-- RECORDS FOR THE EXERCISE --
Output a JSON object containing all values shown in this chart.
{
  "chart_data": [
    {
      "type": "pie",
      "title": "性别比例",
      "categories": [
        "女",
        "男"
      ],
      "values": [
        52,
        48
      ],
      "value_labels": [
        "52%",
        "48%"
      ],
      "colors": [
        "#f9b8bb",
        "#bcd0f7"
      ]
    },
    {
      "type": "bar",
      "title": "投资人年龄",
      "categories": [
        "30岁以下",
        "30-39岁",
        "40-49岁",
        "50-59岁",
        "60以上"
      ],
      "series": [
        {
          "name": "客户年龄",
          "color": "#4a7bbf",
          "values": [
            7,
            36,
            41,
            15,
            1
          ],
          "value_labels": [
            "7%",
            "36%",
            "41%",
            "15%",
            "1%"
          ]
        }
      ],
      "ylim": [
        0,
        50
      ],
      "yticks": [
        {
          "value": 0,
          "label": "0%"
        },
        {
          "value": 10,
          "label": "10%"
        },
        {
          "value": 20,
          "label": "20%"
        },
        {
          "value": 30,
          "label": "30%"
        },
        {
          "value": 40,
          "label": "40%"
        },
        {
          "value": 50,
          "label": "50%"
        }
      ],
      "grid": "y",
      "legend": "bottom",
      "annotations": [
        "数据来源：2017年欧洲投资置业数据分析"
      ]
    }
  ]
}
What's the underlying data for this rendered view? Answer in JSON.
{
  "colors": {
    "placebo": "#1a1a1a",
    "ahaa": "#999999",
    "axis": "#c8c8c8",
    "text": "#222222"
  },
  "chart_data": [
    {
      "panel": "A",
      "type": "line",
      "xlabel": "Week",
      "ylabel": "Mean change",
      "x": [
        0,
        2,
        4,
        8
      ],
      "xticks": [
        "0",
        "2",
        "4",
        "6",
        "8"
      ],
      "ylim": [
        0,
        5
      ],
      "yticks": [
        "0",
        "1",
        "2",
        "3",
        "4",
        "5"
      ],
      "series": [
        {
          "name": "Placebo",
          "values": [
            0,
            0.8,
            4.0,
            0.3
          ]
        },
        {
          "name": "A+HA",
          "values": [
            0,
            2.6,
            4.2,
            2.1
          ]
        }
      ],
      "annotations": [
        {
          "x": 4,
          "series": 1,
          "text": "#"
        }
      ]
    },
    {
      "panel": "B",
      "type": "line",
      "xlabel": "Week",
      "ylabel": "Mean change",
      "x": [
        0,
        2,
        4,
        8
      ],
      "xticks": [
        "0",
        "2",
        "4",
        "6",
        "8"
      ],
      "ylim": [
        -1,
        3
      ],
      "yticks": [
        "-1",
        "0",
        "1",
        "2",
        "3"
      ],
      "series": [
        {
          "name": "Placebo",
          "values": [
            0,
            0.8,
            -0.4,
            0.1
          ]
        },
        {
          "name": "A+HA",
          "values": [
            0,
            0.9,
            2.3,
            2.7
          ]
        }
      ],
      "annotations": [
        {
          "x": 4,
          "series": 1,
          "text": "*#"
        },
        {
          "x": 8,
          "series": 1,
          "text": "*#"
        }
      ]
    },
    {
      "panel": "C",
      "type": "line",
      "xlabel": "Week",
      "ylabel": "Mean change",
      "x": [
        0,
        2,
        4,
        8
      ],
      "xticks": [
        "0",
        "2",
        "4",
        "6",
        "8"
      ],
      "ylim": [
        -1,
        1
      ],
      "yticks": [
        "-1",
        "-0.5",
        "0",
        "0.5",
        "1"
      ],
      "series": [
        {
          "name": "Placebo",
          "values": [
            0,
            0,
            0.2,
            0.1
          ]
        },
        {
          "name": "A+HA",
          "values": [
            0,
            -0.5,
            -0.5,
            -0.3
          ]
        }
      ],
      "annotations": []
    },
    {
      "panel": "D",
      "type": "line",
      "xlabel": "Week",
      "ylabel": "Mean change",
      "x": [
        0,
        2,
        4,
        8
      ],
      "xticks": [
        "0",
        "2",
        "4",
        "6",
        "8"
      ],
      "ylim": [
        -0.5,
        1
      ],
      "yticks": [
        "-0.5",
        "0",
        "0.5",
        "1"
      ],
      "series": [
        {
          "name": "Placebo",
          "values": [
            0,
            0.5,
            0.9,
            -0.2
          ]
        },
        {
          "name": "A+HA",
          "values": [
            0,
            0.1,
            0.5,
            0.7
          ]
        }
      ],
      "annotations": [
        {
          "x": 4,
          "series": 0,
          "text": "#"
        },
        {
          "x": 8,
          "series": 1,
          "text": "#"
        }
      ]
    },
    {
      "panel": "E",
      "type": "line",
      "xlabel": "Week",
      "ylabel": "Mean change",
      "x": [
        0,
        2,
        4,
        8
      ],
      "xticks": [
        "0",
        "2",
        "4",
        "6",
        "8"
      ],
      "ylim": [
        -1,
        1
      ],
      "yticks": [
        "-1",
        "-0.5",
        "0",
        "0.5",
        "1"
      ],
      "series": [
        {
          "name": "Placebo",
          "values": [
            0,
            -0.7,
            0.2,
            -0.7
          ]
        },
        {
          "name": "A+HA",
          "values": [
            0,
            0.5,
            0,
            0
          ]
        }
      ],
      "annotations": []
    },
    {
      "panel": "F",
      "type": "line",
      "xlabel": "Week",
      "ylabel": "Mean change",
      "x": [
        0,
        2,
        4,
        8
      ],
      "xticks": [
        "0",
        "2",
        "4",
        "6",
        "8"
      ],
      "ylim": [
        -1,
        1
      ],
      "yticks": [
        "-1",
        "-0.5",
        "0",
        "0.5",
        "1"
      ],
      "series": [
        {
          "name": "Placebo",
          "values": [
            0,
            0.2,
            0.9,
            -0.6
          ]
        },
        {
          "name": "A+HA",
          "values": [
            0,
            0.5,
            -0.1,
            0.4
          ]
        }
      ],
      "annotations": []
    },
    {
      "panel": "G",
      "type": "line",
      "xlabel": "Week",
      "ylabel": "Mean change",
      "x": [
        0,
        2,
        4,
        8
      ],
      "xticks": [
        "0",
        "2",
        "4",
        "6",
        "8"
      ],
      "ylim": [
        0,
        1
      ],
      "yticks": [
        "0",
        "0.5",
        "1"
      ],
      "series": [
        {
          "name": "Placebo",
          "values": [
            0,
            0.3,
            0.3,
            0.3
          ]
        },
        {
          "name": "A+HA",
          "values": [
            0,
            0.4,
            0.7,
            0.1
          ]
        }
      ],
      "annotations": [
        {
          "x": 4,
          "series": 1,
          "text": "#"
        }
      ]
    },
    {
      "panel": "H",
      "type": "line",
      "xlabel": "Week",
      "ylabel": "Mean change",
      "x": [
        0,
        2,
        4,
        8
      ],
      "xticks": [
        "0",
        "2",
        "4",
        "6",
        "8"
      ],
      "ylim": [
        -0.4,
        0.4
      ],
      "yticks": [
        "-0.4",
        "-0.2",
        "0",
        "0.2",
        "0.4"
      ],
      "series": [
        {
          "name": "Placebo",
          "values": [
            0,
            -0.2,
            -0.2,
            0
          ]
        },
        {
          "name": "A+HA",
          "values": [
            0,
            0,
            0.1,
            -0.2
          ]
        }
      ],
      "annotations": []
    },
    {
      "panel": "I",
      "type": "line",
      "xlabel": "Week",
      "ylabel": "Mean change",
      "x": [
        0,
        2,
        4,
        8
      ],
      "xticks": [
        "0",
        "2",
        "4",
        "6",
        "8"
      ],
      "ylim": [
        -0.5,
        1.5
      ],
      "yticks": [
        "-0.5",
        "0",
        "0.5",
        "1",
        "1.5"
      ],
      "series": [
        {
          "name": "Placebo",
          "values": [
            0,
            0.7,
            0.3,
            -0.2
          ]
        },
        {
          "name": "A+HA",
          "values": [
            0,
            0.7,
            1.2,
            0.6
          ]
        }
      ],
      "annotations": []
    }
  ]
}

-- INSTRUCTIONS FOR THE TASK --
Give an exact copy of all the data shown above.

-- EXERCISE OUTPUT --
Output a JSON object containing all values shown in this chart.
{
  "chart_data": [
    {
      "type": "pie",
      "title": "性别比例",
      "categories": [
        "女",
        "男"
      ],
      "values": [
        52,
        48
      ],
      "value_labels": [
        "52%",
        "48%"
      ],
      "colors": [
        "#f9b8bb",
        "#bcd0f7"
      ]
    },
    {
      "type": "bar",
      "title": "投资人年龄",
      "categories": [
        "30岁以下",
        "30-39岁",
        "40-49岁",
        "50-59岁",
        "60以上"
      ],
      "series": [
        {
          "name": "客户年龄",
          "color": "#4a7bbf",
          "values": [
            7,
            36,
            41,
            15,
            1
          ],
          "value_labels": [
            "7%",
            "36%",
            "41%",
            "15%",
            "1%"
          ]
        }
      ],
      "ylim": [
        0,
        50
      ],
      "yticks": [
        {
          "value": 0,
          "label": "0%"
        },
        {
          "value": 10,
          "label": "10%"
        },
        {
          "value": 20,
          "label": "20%"
        },
        {
          "value": 30,
          "label": "30%"
        },
        {
          "value": 40,
          "label": "40%"
        },
        {
          "value": 50,
          "label": "50%"
        }
      ],
      "grid": "y",
      "legend": "bottom",
      "annotations": [
        "数据来源：2017年欧洲投资置业数据分析"
      ]
    }
  ]
}
What's the underlying data for this rendered view? Answer in JSON.
{
  "colors": {
    "placebo": "#1a1a1a",
    "ahaa": "#999999",
    "axis": "#c8c8c8",
    "text": "#222222"
  },
  "chart_data": [
    {
      "panel": "A",
      "type": "line",
      "xlabel": "Week",
      "ylabel": "Mean change",
      "x": [
        0,
        2,
        4,
        8
      ],
      "xticks": [
        "0",
        "2",
        "4",
        "6",
        "8"
      ],
      "ylim": [
        0,
        5
      ],
      "yticks": [
        "0",
        "1",
        "2",
        "3",
        "4",
        "5"
      ],
      "series": [
        {
          "name": "Placebo",
          "values": [
            0,
            0.8,
            4.0,
            0.3
          ]
        },
        {
          "name": "A+HA",
          "values": [
            0,
            2.6,
            4.2,
            2.1
          ]
        }
      ],
      "annotations": [
        {
          "x": 4,
          "series": 1,
          "text": "#"
        }
      ]
    },
    {
      "panel": "B",
      "type": "line",
      "xlabel": "Week",
      "ylabel": "Mean change",
      "x": [
        0,
        2,
        4,
        8
      ],
      "xticks": [
        "0",
        "2",
        "4",
        "6",
        "8"
      ],
      "ylim": [
        -1,
        3
      ],
      "yticks": [
        "-1",
        "0",
        "1",
        "2",
        "3"
      ],
      "series": [
        {
          "name": "Placebo",
          "values": [
            0,
            0.8,
            -0.4,
            0.1
          ]
        },
        {
          "name": "A+HA",
          "values": [
            0,
            0.9,
            2.3,
            2.7
          ]
        }
      ],
      "annotations": [
        {
          "x": 4,
          "series": 1,
          "text": "*#"
        },
        {
          "x": 8,
          "series": 1,
          "text": "*#"
        }
      ]
    },
    {
      "panel": "C",
      "type": "line",
      "xlabel": "Week",
      "ylabel": "Mean change",
      "x": [
        0,
        2,
        4,
        8
      ],
      "xticks": [
        "0",
        "2",
        "4",
        "6",
        "8"
      ],
      "ylim": [
        -1,
        1
      ],
      "yticks": [
        "-1",
        "-0.5",
        "0",
        "0.5",
        "1"
      ],
      "series": [
        {
          "name": "Placebo",
          "values": [
            0,
            0,
            0.2,
            0.1
          ]
        },
        {
          "name": "A+HA",
          "values": [
            0,
            -0.5,
            -0.5,
            -0.3
          ]
        }
      ],
      "annotations": []
    },
    {
      "panel": "D",
      "type": "line",
      "xlabel": "Week",
      "ylabel": "Mean change",
      "x": [
        0,
        2,
        4,
        8
      ],
      "xticks": [
        "0",
        "2",
        "4",
        "6",
        "8"
      ],
      "ylim": [
        -0.5,
        1
      ],
      "yticks": [
        "-0.5",
        "0",
        "0.5",
        "1"
      ],
      "series": [
        {
          "name": "Placebo",
          "values": [
            0,
            0.5,
            0.9,
            -0.2
          ]
        },
        {
          "name": "A+HA",
          "values": [
            0,
            0.1,
            0.5,
            0.7
          ]
        }
      ],
      "annotations": [
        {
          "x": 4,
          "series": 0,
          "text": "#"
        },
        {
          "x": 8,
          "series": 1,
          "text": "#"
        }
      ]
    },
    {
      "panel": "E",
      "type": "line",
      "xlabel": "Week",
      "ylabel": "Mean change",
      "x": [
        0,
        2,
        4,
        8
      ],
      "xticks": [
        "0",
        "2",
        "4",
        "6",
        "8"
      ],
      "ylim": [
        -1,
        1
      ],
      "yticks": [
        "-1",
        "-0.5",
        "0",
        "0.5",
        "1"
      ],
      "series": [
        {
          "name": "Placebo",
          "values": [
            0,
            -0.7,
            0.2,
            -0.7
          ]
        },
        {
          "name": "A+HA",
          "values": [
            0,
            0.5,
            0,
            0
          ]
        }
      ],
      "annotations": []
    },
    {
      "panel": "F",
      "type": "line",
      "xlabel": "Week",
      "ylabel": "Mean change",
      "x": [
        0,
        2,
        4,
        8
      ],
      "xticks": [
        "0",
        "2",
        "4",
        "6",
        "8"
      ],
      "ylim": [
        -1,
        1
      ],
      "yticks": [
        "-1",
        "-0.5",
        "0",
        "0.5",
        "1"
      ],
      "series": [
        {
          "name": "Placebo",
          "values": [
            0,
            0.2,
            0.9,
            -0.6
          ]
        },
        {
          "name": "A+HA",
          "values": [
            0,
            0.5,
            -0.1,
            0.4
          ]
        }
      ],
      "annotations": []
    },
    {
      "panel": "G",
      "type": "line",
      "xlabel": "Week",
      "ylabel": "Mean change",
      "x": [
        0,
        2,
        4,
        8
      ],
      "xticks": [
        "0",
        "2",
        "4",
        "6",
        "8"
      ],
      "ylim": [
        0,
        1
      ],
      "yticks": [
        "0",
        "0.5",
        "1"
      ],
      "series": [
        {
          "name": "Placebo",
          "values": [
            0,
            0.3,
            0.3,
            0.3
          ]
        },
        {
          "name": "A+HA",
          "values": [
            0,
            0.4,
            0.7,
            0.1
          ]
        }
      ],
      "annotations": [
        {
          "x": 4,
          "series": 1,
          "text": "#"
        }
      ]
    },
    {
      "panel": "H",
      "type": "line",
      "xlabel": "Week",
      "ylabel": "Mean change",
      "x": [
        0,
        2,
        4,
        8
      ],
      "xticks": [
        "0",
        "2",
        "4",
        "6",
        "8"
      ],
      "ylim": [
        -0.4,
        0.4
      ],
      "yticks": [
        "-0.4",
        "-0.2",
        "0",
        "0.2",
        "0.4"
      ],
      "series": [
        {
          "name": "Placebo",
          "values": [
            0,
            -0.2,
            -0.2,
            0
          ]
        },
        {
          "name": "A+HA",
          "values": [
            0,
            0,
            0.1,
            -0.2
          ]
        }
      ],
      "annotations": []
    },
    {
      "panel": "I",
      "type": "line",
      "xlabel": "Week",
      "ylabel": "Mean change",
      "x": [
        0,
        2,
        4,
        8
      ],
      "xticks": [
        "0",
        "2",
        "4",
        "6",
        "8"
      ],
      "ylim": [
        -0.5,
        1.5
      ],
      "yticks": [
        "-0.5",
        "0",
        "0.5",
        "1",
        "1.5"
      ],
      "series": [
        {
          "name": "Placebo",
          "values": [
            0,
            0.7,
            0.3,
            -0.2
          ]
        },
        {
          "name": "A+HA",
          "values": [
            0,
            0.7,
            1.2,
            0.6
          ]
        }
      ],
      "annotations": []
    }
  ]
}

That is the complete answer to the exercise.